*Input material:*
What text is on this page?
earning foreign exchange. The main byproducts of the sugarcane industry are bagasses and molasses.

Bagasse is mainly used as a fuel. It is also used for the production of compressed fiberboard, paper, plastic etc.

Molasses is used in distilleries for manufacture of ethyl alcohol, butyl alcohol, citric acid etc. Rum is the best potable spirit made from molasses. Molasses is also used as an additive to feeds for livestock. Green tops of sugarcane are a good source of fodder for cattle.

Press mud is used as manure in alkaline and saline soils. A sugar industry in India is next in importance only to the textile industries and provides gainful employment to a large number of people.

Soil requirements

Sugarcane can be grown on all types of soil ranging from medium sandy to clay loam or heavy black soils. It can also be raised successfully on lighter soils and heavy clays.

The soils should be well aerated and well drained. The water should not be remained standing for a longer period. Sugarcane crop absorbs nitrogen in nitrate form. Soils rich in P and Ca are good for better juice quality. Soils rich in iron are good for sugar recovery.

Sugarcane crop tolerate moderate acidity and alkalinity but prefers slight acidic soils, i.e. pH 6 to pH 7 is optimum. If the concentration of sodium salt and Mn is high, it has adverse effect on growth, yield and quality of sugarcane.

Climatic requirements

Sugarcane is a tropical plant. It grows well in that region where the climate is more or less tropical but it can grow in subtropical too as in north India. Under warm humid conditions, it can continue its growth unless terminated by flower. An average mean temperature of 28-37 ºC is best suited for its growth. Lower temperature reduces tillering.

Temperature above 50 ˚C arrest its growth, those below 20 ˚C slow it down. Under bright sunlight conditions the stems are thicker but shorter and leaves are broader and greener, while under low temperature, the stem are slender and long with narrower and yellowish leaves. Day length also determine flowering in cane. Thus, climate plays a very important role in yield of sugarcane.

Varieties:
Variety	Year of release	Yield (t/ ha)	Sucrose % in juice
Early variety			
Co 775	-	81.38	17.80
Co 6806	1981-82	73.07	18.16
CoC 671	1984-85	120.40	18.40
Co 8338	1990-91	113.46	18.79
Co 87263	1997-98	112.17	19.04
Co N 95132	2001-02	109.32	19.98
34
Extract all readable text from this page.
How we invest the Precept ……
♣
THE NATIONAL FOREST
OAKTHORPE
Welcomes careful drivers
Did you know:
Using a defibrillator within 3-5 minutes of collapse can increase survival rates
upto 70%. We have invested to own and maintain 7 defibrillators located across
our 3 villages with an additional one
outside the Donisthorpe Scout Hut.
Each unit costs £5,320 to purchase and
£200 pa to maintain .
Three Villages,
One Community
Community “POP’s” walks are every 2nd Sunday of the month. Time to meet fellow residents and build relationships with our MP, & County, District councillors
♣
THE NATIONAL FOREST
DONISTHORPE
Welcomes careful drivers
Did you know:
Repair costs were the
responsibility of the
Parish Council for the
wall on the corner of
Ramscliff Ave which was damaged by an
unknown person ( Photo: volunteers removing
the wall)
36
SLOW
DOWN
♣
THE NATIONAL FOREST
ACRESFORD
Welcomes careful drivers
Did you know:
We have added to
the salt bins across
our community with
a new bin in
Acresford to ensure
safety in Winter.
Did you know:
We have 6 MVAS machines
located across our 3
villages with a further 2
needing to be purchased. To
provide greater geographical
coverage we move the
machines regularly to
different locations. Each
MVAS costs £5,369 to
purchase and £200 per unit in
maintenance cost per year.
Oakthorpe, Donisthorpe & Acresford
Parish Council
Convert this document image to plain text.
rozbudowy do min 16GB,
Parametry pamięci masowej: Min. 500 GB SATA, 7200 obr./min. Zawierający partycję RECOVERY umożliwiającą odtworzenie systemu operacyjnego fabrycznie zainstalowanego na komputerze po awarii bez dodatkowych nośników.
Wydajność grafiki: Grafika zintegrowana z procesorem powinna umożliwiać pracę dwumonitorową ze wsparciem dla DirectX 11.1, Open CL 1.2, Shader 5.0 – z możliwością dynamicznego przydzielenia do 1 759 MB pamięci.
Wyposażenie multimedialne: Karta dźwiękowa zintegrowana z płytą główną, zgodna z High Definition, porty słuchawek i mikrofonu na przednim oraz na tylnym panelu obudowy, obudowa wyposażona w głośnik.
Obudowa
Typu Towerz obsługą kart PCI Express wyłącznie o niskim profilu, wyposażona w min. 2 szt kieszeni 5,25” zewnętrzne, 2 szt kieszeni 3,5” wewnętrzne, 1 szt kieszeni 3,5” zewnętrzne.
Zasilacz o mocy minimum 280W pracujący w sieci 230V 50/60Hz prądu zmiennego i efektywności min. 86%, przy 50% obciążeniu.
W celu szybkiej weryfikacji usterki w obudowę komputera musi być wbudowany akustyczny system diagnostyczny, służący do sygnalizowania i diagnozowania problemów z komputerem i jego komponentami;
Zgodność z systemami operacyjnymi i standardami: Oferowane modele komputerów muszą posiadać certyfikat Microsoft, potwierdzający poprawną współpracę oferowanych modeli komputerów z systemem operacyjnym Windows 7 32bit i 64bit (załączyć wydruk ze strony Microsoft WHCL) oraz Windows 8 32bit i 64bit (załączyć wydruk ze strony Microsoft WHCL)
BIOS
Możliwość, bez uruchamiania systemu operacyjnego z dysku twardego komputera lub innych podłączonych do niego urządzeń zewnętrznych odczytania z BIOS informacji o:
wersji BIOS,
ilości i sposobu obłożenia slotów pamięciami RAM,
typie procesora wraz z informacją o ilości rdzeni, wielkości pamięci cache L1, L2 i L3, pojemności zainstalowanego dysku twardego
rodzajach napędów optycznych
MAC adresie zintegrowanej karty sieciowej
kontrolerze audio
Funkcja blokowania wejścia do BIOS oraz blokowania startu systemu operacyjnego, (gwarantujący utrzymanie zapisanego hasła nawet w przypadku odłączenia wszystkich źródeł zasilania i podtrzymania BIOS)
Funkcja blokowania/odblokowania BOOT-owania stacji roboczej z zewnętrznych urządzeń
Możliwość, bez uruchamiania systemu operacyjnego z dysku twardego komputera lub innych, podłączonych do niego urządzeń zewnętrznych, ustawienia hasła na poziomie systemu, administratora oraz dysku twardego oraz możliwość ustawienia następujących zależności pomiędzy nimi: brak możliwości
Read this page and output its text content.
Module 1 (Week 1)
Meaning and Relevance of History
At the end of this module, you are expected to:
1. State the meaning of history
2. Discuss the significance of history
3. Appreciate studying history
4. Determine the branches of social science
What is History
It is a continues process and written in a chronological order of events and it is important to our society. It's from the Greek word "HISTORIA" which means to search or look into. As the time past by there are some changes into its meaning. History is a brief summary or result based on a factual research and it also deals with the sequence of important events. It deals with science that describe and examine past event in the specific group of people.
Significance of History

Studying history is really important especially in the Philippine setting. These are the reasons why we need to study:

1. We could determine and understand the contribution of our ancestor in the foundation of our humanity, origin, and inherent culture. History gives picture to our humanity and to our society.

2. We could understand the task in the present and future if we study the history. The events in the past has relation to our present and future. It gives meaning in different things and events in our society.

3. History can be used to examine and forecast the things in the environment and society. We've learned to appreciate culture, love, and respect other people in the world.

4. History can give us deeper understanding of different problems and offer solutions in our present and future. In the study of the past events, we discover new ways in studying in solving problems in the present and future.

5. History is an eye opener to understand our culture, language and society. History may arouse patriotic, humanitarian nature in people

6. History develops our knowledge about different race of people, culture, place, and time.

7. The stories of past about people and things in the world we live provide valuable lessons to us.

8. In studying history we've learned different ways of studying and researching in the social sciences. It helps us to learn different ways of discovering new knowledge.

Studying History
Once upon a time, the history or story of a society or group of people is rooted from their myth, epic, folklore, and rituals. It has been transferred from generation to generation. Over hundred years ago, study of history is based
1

*Given instruction:*
Please set down each line of the records exactly as given.

*Response to the task:*
What text is on this page?
earning foreign exchange. The main byproducts of the sugarcane industry are bagasses and molasses.

Bagasse is mainly used as a fuel. It is also used for the production of compressed fiberboard, paper, plastic etc.

Molasses is used in distilleries for manufacture of ethyl alcohol, butyl alcohol, citric acid etc. Rum is the best potable spirit made from molasses. Molasses is also used as an additive to feeds for livestock. Green tops of sugarcane are a good source of fodder for cattle.

Press mud is used as manure in alkaline and saline soils. A sugar industry in India is next in importance only to the textile industries and provides gainful employment to a large number of people.

Soil requirements

Sugarcane can be grown on all types of soil ranging from medium sandy to clay loam or heavy black soils. It can also be raised successfully on lighter soils and heavy clays.

The soils should be well aerated and well drained. The water should not be remained standing for a longer period. Sugarcane crop absorbs nitrogen in nitrate form. Soils rich in P and Ca are good for better juice quality. Soils rich in iron are good for sugar recovery.

Sugarcane crop tolerate moderate acidity and alkalinity but prefers slight acidic soils, i.e. pH 6 to pH 7 is optimum. If the concentration of sodium salt and Mn is high, it has adverse effect on growth, yield and quality of sugarcane.

Climatic requirements

Sugarcane is a tropical plant. It grows well in that region where the climate is more or less tropical but it can grow in subtropical too as in north India. Under warm humid conditions, it can continue its growth unless terminated by flower. An average mean temperature of 28-37 ºC is best suited for its growth. Lower temperature reduces tillering.

Temperature above 50 ˚C arrest its growth, those below 20 ˚C slow it down. Under bright sunlight conditions the stems are thicker but shorter and leaves are broader and greener, while under low temperature, the stem are slender and long with narrower and yellowish leaves. Day length also determine flowering in cane. Thus, climate plays a very important role in yield of sugarcane.

Varieties:
Variety	Year of release	Yield (t/ ha)	Sucrose % in juice
Early variety			
Co 775	-	81.38	17.80
Co 6806	1981-82	73.07	18.16
CoC 671	1984-85	120.40	18.40
Co 8338	1990-91	113.46	18.79
Co 87263	1997-98	112.17	19.04
Co N 95132	2001-02	109.32	19.98
34
Extract all readable text from this page.
How we invest the Precept ……
♣
THE NATIONAL FOREST
OAKTHORPE
Welcomes careful drivers
Did you know:
Using a defibrillator within 3-5 minutes of collapse can increase survival rates
upto 70%. We have invested to own and maintain 7 defibrillators located across
our 3 villages with an additional one
outside the Donisthorpe Scout Hut.
Each unit costs £5,320 to purchase and
£200 pa to maintain .
Three Villages,
One Community
Community “POP’s” walks are every 2nd Sunday of the month. Time to meet fellow residents and build relationships with our MP, & County, District councillors
♣
THE NATIONAL FOREST
DONISTHORPE
Welcomes careful drivers
Did you know:
Repair costs were the
responsibility of the
Parish Council for the
wall on the corner of
Ramscliff Ave which was damaged by an
unknown person ( Photo: volunteers removing
the wall)
36
SLOW
DOWN
♣
THE NATIONAL FOREST
ACRESFORD
Welcomes careful drivers
Did you know:
We have added to
the salt bins across
our community with
a new bin in
Acresford to ensure
safety in Winter.
Did you know:
We have 6 MVAS machines
located across our 3
villages with a further 2
needing to be purchased. To
provide greater geographical
coverage we move the
machines regularly to
different locations. Each
MVAS costs £5,369 to
purchase and £200 per unit in
maintenance cost per year.
Oakthorpe, Donisthorpe & Acresford
Parish Council
Convert this document image to plain text.
rozbudowy do min 16GB,
Parametry pamięci masowej: Min. 500 GB SATA, 7200 obr./min. Zawierający partycję RECOVERY umożliwiającą odtworzenie systemu operacyjnego fabrycznie zainstalowanego na komputerze po awarii bez dodatkowych nośników.
Wydajność grafiki: Grafika zintegrowana z procesorem powinna umożliwiać pracę dwumonitorową ze wsparciem dla DirectX 11.1, Open CL 1.2, Shader 5.0 – z możliwością dynamicznego przydzielenia do 1 759 MB pamięci.
Wyposażenie multimedialne: Karta dźwiękowa zintegrowana z płytą główną, zgodna z High Definition, porty słuchawek i mikrofonu na przednim oraz na tylnym panelu obudowy, obudowa wyposażona w głośnik.
Obudowa
Typu Towerz obsługą kart PCI Express wyłącznie o niskim profilu, wyposażona w min. 2 szt kieszeni 5,25” zewnętrzne, 2 szt kieszeni 3,5” wewnętrzne, 1 szt kieszeni 3,5” zewnętrzne.
Zasilacz o mocy minimum 280W pracujący w sieci 230V 50/60Hz prądu zmiennego i efektywności min. 86%, przy 50% obciążeniu.
W celu szybkiej weryfikacji usterki w obudowę komputera musi być wbudowany akustyczny system diagnostyczny, służący do sygnalizowania i diagnozowania problemów z komputerem i jego komponentami;
Zgodność z systemami operacyjnymi i standardami: Oferowane modele komputerów muszą posiadać certyfikat Microsoft, potwierdzający poprawną współpracę oferowanych modeli komputerów z systemem operacyjnym Windows 7 32bit i 64bit (załączyć wydruk ze strony Microsoft WHCL) oraz Windows 8 32bit i 64bit (załączyć wydruk ze strony Microsoft WHCL)
BIOS
Możliwość, bez uruchamiania systemu operacyjnego z dysku twardego komputera lub innych podłączonych do niego urządzeń zewnętrznych odczytania z BIOS informacji o:
wersji BIOS,
ilości i sposobu obłożenia slotów pamięciami RAM,
typie procesora wraz z informacją o ilości rdzeni, wielkości pamięci cache L1, L2 i L3, pojemności zainstalowanego dysku twardego
rodzajach napędów optycznych
MAC adresie zintegrowanej karty sieciowej
kontrolerze audio
Funkcja blokowania wejścia do BIOS oraz blokowania startu systemu operacyjnego, (gwarantujący utrzymanie zapisanego hasła nawet w przypadku odłączenia wszystkich źródeł zasilania i podtrzymania BIOS)
Funkcja blokowania/odblokowania BOOT-owania stacji roboczej z zewnętrznych urządzeń
Możliwość, bez uruchamiania systemu operacyjnego z dysku twardego komputera lub innych, podłączonych do niego urządzeń zewnętrznych, ustawienia hasła na poziomie systemu, administratora oraz dysku twardego oraz możliwość ustawienia następujących zależności pomiędzy nimi: brak możliwości
Read this page and output its text content.
Module 1 (Week 1)
Meaning and Relevance of History
At the end of this module, you are expected to:
1. State the meaning of history
2. Discuss the significance of history
3. Appreciate studying history
4. Determine the branches of social science
What is History
It is a continues process and written in a chronological order of events and it is important to our society. It's from the Greek word "HISTORIA" which means to search or look into. As the time past by there are some changes into its meaning. History is a brief summary or result based on a factual research and it also deals with the sequence of important events. It deals with science that describe and examine past event in the specific group of people.
Significance of History

Studying history is really important especially in the Philippine setting. These are the reasons why we need to study:

1. We could determine and understand the contribution of our ancestor in the foundation of our humanity, origin, and inherent culture. History gives picture to our humanity and to our society.

2. We could understand the task in the present and future if we study the history. The events in the past has relation to our present and future. It gives meaning in different things and events in our society.

3. History can be used to examine and forecast the things in the environment and society. We've learned to appreciate culture, love, and respect other people in the world.

4. History can give us deeper understanding of different problems and offer solutions in our present and future. In the study of the past events, we discover new ways in studying in solving problems in the present and future.

5. History is an eye opener to understand our culture, language and society. History may arouse patriotic, humanitarian nature in people

6. History develops our knowledge about different race of people, culture, place, and time.

7. The stories of past about people and things in the world we live provide valuable lessons to us.

8. In studying history we've learned different ways of studying and researching in the social sciences. It helps us to learn different ways of discovering new knowledge.

Studying History
Once upon a time, the history or story of a society or group of people is rooted from their myth, epic, folklore, and rituals. It has been transferred from generation to generation. Over hundred years ago, study of history is based
1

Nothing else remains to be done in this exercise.